** Excerpted text follows **
Afterwards IIHL, a Mauritius base special holding company and another Hinduja promoted Indian entity Aasia Enterprises, had submitted a proposal seeking approvals of regulators like IRDA , Reserve Bank of India(RBI), Sebi and the Competition Commission of India(CCI) to complete the deal.
Except the IRDAI, rest of the regulators had cleared the deal.
The IRDAI, as part of its due diligence process, had raised several fundamental issues concerning the foreign shareholding of IIHL and fund raising plans of Hinduja group by making use of shares of RCL’s insurance subsidiaries.
Responding to IRDAI’s objections, Hinduja Group had submitted a new plan changing the entire corporate structure of the transaction for the implementation of the resolution plan which again was submitted to all the regulators for their fresh approvals.
The NCLT, earlier had set a date of May 27 to complete the transaction provided Hinduja group get all regulatory clearances from the regulators for acquiring RCL.
** End of Excerpted text **
** Record set follows **
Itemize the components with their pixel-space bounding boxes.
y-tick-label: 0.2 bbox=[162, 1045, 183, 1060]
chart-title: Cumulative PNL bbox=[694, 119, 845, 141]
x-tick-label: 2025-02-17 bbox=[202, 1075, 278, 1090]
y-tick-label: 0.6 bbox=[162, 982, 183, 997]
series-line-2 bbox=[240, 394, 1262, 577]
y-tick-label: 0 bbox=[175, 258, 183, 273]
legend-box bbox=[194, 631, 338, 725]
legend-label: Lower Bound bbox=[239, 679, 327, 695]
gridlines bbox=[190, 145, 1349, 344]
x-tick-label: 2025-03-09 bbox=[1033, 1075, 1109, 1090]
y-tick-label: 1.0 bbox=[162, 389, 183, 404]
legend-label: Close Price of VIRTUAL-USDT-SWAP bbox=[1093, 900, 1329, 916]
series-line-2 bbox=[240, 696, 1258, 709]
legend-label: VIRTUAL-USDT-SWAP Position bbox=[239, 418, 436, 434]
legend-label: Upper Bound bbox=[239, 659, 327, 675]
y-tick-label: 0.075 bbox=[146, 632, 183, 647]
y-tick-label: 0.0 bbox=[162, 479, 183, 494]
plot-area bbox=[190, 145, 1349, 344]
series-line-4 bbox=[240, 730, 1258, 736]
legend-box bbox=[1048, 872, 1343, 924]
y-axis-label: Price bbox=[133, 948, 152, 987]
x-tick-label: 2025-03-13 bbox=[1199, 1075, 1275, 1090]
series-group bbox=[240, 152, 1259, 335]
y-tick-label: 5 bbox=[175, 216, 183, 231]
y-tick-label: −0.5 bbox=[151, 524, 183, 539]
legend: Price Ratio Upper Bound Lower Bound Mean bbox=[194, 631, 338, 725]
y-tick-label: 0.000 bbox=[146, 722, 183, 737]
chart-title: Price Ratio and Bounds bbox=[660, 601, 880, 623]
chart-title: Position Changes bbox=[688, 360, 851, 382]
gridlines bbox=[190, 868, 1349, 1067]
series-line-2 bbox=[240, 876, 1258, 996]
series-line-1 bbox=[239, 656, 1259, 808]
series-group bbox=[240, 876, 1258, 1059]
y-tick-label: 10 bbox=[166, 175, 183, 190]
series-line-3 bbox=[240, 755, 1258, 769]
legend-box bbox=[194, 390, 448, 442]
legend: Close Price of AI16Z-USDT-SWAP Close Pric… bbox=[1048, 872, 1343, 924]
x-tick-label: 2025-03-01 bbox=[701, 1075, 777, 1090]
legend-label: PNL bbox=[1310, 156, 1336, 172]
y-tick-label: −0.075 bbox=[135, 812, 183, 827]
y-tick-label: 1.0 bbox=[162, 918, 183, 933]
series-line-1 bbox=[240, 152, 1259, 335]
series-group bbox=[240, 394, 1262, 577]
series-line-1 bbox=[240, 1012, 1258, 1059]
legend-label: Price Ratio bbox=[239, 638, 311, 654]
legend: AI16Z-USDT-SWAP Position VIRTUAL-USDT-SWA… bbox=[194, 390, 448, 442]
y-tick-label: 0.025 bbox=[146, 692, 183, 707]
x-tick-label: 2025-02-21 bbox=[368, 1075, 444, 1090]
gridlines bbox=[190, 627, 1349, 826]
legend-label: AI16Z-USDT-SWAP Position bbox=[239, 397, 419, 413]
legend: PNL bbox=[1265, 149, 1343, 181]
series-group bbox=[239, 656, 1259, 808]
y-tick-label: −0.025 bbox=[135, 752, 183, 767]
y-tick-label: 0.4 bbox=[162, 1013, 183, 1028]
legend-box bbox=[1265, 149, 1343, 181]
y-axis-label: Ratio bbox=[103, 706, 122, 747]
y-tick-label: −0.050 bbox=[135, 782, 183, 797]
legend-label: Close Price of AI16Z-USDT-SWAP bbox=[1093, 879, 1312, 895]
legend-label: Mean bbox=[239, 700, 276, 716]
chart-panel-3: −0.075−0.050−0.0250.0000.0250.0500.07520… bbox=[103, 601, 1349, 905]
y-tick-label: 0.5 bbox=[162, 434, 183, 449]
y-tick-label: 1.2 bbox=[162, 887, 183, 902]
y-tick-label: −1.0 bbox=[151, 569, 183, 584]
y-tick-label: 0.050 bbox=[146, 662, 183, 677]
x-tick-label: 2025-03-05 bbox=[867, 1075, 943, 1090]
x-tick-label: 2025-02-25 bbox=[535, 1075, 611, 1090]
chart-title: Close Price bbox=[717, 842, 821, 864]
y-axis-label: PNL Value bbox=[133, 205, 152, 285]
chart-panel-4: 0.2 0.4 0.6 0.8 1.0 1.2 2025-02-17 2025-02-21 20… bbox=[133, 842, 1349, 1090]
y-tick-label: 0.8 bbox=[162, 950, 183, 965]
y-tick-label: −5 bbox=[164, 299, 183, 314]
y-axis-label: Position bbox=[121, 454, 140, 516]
** End of Record set **
== Required work ==
1: In the excerpt on the Hinduja group's acquisition of RCL, condense the paragraph beginning "The IRDAI, as part of its due diligence process" into one shorter sentence that keeps its main facts.
2: Answer these questions from the excerpt on the Hinduja group's acquisition of RCL:
(a) Which regulator had not cleared the deal?
(b) Which Hinduja-promoted Indian entity submitted the proposal together with IIHL?
(c) What date had the NCLT set for completing the transaction?
3: Rewrite the part of the excerpt on the Hinduja group's acquisition of RCL that opens with the words "Responding to IRDAI’s" and closes with "for acquiring RCL.", replacing "corporate structure" with "ownership structure".
Rely on the text alone and disregard the listing.

== Solution set ==
1: During its due diligence, the IRDAI raised fundamental concerns about IIHL's foreign shareholding and about the Hinduja group's plans to raise funds using shares of RCL's insurance subsidiaries.

2:
(a) The IRDAI.
(b) Aasia Enterprises.
(c) May 27.

3:
Responding to IRDAI’s objections, Hinduja Group had submitted a new plan changing the entire ownership structure of the transaction for the implementation of the resolution plan which again was submitted to all the regulators for their fresh approvals.
The NCLT, earlier had set a date of May 27 to complete the transaction provided Hinduja group get all regulatory clearances from the regulators for acquiring RCL.